begin Material for this exercise

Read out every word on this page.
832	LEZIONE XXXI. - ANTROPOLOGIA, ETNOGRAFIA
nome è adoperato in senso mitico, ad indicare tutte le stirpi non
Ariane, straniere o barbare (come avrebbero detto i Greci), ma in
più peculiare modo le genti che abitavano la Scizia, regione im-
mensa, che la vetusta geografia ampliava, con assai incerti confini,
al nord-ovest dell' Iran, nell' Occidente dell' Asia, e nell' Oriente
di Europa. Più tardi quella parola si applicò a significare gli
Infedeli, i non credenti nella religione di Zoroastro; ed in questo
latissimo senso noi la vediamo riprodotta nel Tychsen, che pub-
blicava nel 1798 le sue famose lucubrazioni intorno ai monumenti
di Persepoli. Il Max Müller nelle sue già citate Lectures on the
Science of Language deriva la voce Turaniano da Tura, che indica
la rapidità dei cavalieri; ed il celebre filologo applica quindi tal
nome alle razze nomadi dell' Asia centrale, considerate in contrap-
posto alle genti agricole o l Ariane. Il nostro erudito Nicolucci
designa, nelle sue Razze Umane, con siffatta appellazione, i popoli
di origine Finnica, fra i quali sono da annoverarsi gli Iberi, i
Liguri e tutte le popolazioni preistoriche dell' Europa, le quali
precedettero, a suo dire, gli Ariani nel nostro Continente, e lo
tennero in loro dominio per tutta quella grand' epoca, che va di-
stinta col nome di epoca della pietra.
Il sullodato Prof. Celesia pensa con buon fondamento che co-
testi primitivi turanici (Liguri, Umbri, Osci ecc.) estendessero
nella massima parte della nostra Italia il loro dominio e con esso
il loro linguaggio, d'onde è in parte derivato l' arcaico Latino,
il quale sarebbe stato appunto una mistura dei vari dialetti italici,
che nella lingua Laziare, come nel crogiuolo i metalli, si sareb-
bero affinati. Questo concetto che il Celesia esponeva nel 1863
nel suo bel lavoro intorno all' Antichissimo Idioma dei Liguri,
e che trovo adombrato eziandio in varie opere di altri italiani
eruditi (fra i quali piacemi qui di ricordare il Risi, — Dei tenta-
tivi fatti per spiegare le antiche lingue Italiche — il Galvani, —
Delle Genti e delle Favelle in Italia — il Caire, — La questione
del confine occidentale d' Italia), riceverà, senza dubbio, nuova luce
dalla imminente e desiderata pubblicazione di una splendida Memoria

end Material for this exercise

Instruction
Write out every entry again, keeping each line exactly the same.

Answer in full
Read out every word on this page.
832	LEZIONE XXXI. - ANTROPOLOGIA, ETNOGRAFIA
nome è adoperato in senso mitico, ad indicare tutte le stirpi non
Ariane, straniere o barbare (come avrebbero detto i Greci), ma in
più peculiare modo le genti che abitavano la Scizia, regione im-
mensa, che la vetusta geografia ampliava, con assai incerti confini,
al nord-ovest dell' Iran, nell' Occidente dell' Asia, e nell' Oriente
di Europa. Più tardi quella parola si applicò a significare gli
Infedeli, i non credenti nella religione di Zoroastro; ed in questo
latissimo senso noi la vediamo riprodotta nel Tychsen, che pub-
blicava nel 1798 le sue famose lucubrazioni intorno ai monumenti
di Persepoli. Il Max Müller nelle sue già citate Lectures on the
Science of Language deriva la voce Turaniano da Tura, che indica
la rapidità dei cavalieri; ed il celebre filologo applica quindi tal
nome alle razze nomadi dell' Asia centrale, considerate in contrap-
posto alle genti agricole o l Ariane. Il nostro erudito Nicolucci
designa, nelle sue Razze Umane, con siffatta appellazione, i popoli
di origine Finnica, fra i quali sono da annoverarsi gli Iberi, i
Liguri e tutte le popolazioni preistoriche dell' Europa, le quali
precedettero, a suo dire, gli Ariani nel nostro Continente, e lo
tennero in loro dominio per tutta quella grand' epoca, che va di-
stinta col nome di epoca della pietra.
Il sullodato Prof. Celesia pensa con buon fondamento che co-
testi primitivi turanici (Liguri, Umbri, Osci ecc.) estendessero
nella massima parte della nostra Italia il loro dominio e con esso
il loro linguaggio, d'onde è in parte derivato l' arcaico Latino,
il quale sarebbe stato appunto una mistura dei vari dialetti italici,
che nella lingua Laziare, come nel crogiuolo i metalli, si sareb-
bero affinati. Questo concetto che il Celesia esponeva nel 1863
nel suo bel lavoro intorno all' Antichissimo Idioma dei Liguri,
e che trovo adombrato eziandio in varie opere di altri italiani
eruditi (fra i quali piacemi qui di ricordare il Risi, — Dei tenta-
tivi fatti per spiegare le antiche lingue Italiche — il Galvani, —
Delle Genti e delle Favelle in Italia — il Caire, — La questione
del confine occidentale d' Italia), riceverà, senza dubbio, nuova luce
dalla imminente e desiderata pubblicazione di una splendida Memoria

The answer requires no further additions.